--- INSTRUCTION ---
Check every line of the material below for "lending". Give the number of lines that have it, and only that.

--- LISTED ENTRIES ---
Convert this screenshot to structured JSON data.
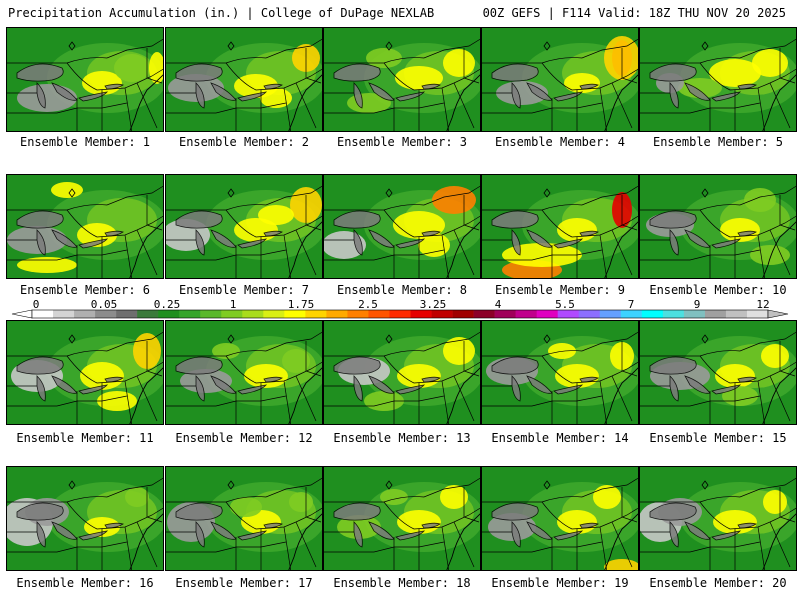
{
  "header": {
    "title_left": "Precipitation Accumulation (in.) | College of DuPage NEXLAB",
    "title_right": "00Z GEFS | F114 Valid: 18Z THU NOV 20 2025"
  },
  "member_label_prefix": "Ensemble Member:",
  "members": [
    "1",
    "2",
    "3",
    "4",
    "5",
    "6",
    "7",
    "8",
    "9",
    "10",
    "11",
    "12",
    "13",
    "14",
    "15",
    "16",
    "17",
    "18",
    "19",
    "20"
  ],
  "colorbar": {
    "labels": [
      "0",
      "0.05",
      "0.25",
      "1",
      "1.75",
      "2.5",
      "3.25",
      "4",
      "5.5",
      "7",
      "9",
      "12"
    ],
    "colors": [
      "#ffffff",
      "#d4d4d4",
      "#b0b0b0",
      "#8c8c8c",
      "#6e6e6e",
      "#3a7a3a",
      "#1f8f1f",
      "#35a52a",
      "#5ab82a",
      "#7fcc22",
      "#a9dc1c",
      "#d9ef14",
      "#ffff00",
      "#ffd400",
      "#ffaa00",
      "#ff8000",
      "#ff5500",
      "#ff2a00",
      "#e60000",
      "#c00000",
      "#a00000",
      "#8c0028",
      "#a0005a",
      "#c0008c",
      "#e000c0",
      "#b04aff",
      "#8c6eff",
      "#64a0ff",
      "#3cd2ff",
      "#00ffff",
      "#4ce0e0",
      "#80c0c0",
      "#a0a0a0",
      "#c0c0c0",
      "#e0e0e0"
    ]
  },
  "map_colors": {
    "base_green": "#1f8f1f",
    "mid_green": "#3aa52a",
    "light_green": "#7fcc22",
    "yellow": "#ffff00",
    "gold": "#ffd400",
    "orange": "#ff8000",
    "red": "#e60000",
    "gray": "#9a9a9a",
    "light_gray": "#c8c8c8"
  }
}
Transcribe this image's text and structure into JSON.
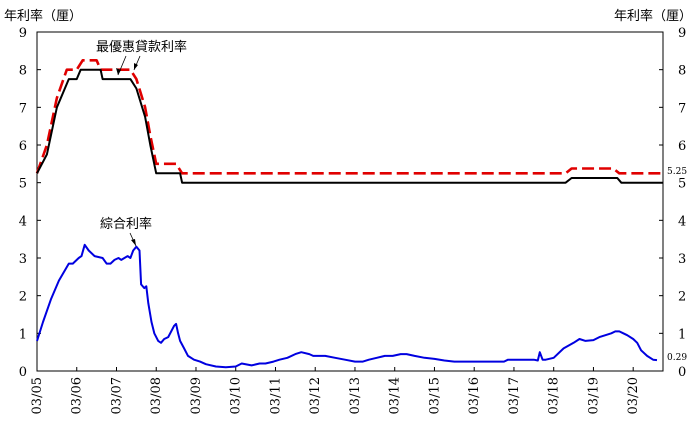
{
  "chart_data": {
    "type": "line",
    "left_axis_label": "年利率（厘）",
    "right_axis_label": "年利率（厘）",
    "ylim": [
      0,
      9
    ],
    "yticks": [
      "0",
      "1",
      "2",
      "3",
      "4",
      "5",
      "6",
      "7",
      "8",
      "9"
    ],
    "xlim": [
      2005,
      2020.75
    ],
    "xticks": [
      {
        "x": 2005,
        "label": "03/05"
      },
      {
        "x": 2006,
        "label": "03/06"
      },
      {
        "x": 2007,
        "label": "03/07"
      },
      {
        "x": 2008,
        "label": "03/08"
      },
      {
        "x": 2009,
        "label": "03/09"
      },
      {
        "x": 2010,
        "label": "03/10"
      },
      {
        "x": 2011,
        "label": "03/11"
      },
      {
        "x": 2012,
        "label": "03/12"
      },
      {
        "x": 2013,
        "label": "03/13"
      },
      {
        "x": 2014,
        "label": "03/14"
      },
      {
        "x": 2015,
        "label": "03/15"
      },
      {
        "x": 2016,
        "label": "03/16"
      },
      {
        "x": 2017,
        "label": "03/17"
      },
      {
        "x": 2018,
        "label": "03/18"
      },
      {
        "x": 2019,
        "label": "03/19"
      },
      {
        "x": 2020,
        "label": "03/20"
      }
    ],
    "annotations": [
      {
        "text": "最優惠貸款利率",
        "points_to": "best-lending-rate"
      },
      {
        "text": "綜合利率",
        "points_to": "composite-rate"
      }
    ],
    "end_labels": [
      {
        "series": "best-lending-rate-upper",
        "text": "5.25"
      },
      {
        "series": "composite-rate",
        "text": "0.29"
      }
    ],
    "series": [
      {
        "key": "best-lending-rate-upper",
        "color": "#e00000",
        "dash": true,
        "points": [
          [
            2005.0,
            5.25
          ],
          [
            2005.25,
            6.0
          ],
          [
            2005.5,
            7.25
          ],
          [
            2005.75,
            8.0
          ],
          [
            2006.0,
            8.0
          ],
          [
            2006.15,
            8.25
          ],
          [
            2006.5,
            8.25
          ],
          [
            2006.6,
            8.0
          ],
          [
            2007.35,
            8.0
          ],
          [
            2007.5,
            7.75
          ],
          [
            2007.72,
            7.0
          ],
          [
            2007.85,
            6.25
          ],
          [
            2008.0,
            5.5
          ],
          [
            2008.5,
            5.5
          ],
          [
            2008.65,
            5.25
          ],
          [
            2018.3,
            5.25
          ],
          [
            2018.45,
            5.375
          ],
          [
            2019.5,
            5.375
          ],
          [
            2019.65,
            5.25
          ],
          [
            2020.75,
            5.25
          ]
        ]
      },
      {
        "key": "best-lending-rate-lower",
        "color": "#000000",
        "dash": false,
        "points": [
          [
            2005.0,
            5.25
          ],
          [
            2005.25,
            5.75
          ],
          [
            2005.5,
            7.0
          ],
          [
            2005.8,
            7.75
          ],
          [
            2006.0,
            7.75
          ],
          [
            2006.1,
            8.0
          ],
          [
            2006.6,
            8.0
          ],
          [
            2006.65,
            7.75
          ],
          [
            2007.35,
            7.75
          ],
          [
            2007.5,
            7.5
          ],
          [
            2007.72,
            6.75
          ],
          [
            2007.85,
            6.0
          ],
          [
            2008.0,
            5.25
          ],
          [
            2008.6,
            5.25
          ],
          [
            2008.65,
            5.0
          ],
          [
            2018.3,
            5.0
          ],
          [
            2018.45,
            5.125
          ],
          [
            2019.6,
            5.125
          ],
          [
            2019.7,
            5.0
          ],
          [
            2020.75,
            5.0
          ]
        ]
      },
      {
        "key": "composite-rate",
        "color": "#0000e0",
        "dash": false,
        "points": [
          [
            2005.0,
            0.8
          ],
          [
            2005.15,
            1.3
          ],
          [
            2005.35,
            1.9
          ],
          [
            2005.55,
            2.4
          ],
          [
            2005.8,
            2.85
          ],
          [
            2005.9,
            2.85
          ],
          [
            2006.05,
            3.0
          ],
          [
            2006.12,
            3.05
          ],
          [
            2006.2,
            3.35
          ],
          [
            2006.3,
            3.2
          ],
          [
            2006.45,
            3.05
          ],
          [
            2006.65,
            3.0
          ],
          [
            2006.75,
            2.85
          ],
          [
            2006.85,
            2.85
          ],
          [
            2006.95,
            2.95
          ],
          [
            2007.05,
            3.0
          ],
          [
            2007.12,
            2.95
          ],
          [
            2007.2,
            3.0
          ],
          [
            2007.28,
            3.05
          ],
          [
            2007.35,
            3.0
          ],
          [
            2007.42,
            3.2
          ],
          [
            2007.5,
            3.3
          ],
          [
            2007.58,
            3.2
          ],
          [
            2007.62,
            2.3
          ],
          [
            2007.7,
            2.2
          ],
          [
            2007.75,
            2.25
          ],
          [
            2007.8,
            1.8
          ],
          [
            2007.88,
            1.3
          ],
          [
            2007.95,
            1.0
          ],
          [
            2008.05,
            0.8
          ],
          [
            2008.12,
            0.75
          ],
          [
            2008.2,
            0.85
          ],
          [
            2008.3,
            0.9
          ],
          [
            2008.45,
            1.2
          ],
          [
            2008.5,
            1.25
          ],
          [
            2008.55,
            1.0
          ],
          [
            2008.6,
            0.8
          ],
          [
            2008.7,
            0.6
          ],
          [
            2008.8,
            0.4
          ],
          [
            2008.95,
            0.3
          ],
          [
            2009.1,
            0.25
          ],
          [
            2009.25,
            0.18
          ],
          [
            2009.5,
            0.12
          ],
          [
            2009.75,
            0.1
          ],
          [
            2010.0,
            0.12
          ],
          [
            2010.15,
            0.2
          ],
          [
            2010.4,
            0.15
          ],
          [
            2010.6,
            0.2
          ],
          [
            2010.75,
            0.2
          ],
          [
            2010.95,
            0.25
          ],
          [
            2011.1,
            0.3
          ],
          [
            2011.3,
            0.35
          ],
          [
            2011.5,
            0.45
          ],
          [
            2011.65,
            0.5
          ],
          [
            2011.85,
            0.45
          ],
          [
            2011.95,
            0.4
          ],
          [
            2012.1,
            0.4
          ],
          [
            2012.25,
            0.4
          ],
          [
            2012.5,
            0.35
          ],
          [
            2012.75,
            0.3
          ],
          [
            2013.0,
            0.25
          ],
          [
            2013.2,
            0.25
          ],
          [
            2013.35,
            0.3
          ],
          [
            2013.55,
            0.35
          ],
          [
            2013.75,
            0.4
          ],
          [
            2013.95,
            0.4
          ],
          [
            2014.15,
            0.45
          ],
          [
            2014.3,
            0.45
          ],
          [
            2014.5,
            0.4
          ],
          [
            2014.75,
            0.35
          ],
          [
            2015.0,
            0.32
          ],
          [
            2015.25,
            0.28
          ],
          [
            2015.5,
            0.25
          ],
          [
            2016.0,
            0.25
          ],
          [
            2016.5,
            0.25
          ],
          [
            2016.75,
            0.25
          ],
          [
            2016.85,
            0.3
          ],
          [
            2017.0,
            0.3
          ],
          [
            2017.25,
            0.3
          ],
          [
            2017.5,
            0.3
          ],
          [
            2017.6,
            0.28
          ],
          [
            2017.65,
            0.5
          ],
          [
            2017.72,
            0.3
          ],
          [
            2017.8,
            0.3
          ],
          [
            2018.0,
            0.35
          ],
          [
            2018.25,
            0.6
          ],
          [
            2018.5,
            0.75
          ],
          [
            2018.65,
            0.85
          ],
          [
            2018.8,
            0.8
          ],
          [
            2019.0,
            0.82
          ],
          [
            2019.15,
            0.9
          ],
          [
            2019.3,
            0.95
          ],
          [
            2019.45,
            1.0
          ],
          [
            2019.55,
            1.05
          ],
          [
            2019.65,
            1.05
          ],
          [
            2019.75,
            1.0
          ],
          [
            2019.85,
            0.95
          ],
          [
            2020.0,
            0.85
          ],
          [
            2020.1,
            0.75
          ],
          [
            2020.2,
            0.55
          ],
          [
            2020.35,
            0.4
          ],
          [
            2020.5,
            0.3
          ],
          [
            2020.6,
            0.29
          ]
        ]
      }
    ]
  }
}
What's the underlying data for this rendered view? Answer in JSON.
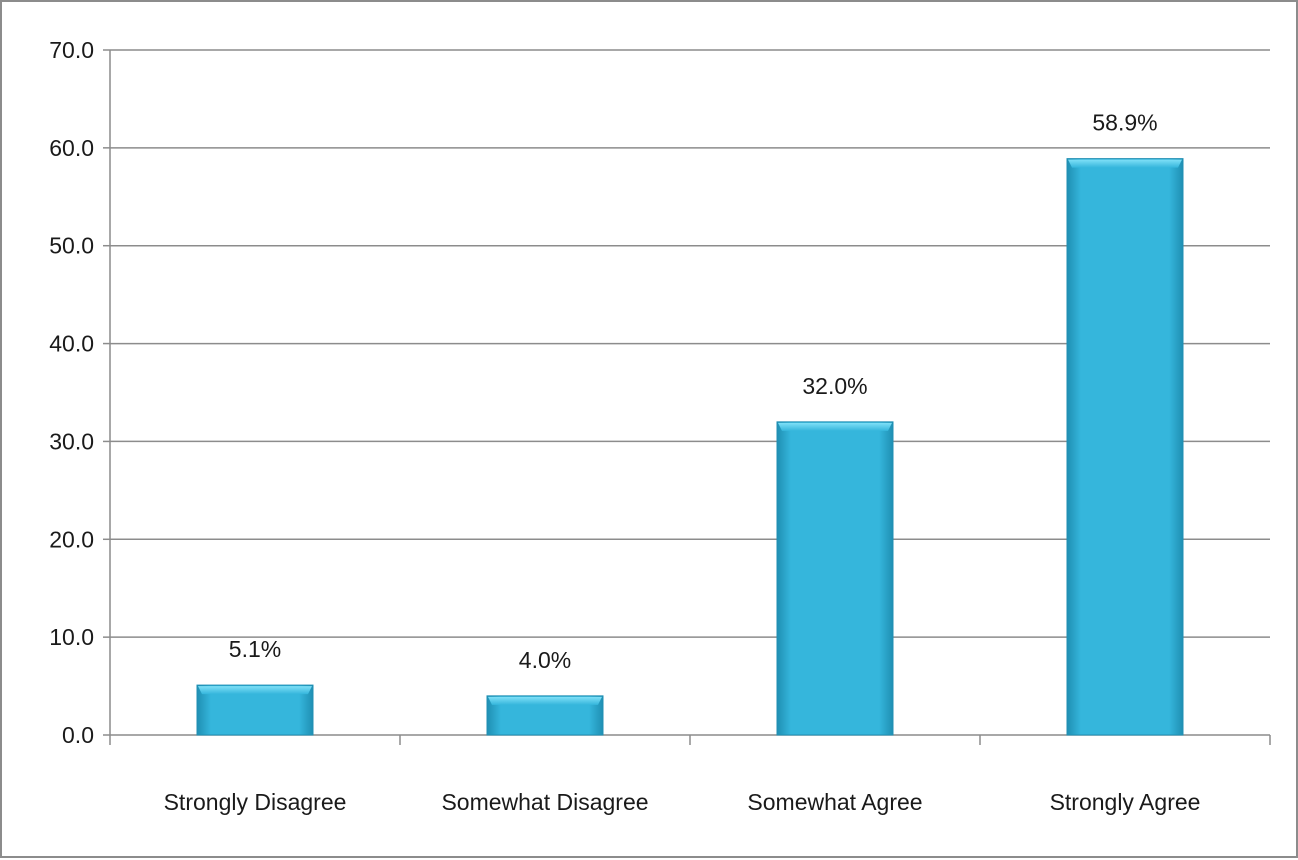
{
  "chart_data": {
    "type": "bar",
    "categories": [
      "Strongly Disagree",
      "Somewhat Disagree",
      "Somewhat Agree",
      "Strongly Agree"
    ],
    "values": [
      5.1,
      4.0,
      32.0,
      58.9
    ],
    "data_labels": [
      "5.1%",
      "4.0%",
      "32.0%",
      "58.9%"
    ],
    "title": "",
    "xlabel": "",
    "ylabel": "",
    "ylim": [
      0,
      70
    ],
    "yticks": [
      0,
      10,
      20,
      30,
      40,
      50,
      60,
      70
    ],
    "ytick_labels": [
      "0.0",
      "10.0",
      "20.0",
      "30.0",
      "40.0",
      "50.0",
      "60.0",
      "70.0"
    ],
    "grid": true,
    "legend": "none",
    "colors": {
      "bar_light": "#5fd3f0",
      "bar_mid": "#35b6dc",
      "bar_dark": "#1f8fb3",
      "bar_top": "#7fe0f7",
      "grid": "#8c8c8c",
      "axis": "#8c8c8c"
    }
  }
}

--- FINAL ANSWER ---
4